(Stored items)
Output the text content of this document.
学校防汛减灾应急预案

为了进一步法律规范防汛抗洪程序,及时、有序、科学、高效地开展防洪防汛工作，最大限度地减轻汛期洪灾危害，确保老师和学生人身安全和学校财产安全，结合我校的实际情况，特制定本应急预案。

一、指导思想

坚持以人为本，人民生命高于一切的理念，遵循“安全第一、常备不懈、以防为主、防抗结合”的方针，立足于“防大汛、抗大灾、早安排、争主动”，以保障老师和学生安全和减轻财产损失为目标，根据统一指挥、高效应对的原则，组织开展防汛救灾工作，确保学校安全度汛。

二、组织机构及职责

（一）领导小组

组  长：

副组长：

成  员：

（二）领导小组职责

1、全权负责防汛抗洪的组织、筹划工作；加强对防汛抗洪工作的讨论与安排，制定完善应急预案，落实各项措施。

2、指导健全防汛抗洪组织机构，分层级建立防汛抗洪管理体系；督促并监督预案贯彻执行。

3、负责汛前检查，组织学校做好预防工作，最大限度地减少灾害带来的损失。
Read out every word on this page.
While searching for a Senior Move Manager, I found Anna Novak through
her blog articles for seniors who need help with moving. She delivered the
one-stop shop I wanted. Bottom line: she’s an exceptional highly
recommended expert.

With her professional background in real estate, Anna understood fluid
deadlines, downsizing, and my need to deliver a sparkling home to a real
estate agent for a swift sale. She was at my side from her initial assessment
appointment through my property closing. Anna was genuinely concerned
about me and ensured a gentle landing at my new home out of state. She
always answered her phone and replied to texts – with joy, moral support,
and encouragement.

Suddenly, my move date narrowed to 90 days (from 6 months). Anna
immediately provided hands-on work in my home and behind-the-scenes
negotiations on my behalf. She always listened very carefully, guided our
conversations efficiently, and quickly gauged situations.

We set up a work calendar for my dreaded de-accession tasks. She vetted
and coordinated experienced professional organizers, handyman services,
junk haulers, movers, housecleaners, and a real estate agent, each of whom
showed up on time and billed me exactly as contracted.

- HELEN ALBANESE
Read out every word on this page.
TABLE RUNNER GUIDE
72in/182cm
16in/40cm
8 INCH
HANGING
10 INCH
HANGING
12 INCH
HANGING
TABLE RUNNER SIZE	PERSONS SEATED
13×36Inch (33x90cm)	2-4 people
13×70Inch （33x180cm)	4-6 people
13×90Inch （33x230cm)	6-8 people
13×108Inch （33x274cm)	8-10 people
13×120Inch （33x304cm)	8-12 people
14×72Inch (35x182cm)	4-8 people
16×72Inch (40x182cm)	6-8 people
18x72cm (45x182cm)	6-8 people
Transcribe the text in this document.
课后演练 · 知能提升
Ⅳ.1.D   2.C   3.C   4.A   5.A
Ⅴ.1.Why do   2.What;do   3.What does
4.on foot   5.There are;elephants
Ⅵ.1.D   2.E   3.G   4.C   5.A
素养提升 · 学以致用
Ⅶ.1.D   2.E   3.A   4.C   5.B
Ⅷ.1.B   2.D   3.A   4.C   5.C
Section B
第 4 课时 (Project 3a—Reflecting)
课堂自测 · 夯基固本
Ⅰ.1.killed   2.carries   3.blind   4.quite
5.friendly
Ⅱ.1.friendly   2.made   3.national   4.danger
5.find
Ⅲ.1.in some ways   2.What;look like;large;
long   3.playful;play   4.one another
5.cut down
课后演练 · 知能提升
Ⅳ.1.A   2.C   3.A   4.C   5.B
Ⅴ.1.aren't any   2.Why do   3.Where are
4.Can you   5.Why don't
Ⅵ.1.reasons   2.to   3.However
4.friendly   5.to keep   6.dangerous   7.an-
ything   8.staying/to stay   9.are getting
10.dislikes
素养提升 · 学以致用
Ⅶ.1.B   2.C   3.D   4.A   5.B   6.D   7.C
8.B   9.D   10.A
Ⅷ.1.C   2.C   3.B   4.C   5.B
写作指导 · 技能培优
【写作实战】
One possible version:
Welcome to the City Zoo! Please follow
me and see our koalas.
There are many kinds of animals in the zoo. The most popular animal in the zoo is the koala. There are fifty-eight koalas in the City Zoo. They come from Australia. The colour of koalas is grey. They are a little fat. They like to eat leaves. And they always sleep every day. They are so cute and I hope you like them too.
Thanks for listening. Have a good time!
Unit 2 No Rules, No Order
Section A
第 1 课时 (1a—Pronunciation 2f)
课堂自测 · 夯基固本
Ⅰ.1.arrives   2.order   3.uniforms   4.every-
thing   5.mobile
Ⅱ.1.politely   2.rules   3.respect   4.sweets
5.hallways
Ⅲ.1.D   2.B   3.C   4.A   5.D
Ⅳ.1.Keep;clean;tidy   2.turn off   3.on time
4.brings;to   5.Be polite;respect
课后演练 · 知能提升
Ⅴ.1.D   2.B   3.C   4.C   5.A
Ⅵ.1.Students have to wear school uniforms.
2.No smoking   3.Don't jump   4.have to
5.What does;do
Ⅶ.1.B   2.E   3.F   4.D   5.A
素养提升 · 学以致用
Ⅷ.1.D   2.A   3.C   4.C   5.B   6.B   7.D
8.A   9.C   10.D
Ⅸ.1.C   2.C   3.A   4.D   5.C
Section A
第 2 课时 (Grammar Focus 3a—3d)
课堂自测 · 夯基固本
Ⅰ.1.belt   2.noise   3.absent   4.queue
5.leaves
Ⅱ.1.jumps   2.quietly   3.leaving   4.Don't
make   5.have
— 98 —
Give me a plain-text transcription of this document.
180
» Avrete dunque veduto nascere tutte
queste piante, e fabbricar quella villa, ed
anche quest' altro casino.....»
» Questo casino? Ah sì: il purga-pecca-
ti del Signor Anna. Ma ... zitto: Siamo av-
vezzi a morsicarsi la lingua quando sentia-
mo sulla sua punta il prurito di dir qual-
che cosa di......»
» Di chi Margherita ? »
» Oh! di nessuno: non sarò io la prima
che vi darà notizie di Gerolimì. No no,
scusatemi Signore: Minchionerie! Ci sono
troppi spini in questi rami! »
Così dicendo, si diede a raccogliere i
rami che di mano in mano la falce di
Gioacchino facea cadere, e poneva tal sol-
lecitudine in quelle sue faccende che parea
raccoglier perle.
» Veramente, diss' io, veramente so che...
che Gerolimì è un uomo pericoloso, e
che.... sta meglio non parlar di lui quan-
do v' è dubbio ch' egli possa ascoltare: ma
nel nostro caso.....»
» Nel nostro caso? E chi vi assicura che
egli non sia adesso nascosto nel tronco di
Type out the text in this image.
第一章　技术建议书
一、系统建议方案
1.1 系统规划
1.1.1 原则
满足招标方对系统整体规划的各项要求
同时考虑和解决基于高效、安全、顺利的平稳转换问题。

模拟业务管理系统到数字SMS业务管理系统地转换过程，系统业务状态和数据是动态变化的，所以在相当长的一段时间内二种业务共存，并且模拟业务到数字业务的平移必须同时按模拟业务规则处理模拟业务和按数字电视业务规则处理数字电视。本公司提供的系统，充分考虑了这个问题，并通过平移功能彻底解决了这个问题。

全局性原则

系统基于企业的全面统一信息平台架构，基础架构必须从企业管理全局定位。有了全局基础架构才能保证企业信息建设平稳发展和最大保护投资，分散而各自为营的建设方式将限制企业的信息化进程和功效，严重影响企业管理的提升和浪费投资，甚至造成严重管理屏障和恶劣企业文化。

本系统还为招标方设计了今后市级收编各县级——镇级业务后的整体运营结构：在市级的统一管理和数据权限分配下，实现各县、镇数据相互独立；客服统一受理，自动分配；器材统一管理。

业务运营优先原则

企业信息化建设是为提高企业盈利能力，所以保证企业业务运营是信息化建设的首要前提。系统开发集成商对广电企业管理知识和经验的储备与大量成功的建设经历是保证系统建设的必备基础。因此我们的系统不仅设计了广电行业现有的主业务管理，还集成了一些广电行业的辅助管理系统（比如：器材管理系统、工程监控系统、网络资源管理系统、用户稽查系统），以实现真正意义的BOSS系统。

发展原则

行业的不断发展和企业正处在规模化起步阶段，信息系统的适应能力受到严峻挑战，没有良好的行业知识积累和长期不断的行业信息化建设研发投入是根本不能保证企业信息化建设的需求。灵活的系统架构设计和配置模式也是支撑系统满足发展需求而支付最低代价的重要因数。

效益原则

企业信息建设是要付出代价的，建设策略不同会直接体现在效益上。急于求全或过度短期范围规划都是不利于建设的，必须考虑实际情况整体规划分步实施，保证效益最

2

▸ **Task requirements**:
Go over the records above and tally the lines with the word "caso" in them. Give the number alone.

▸ **Result**:
2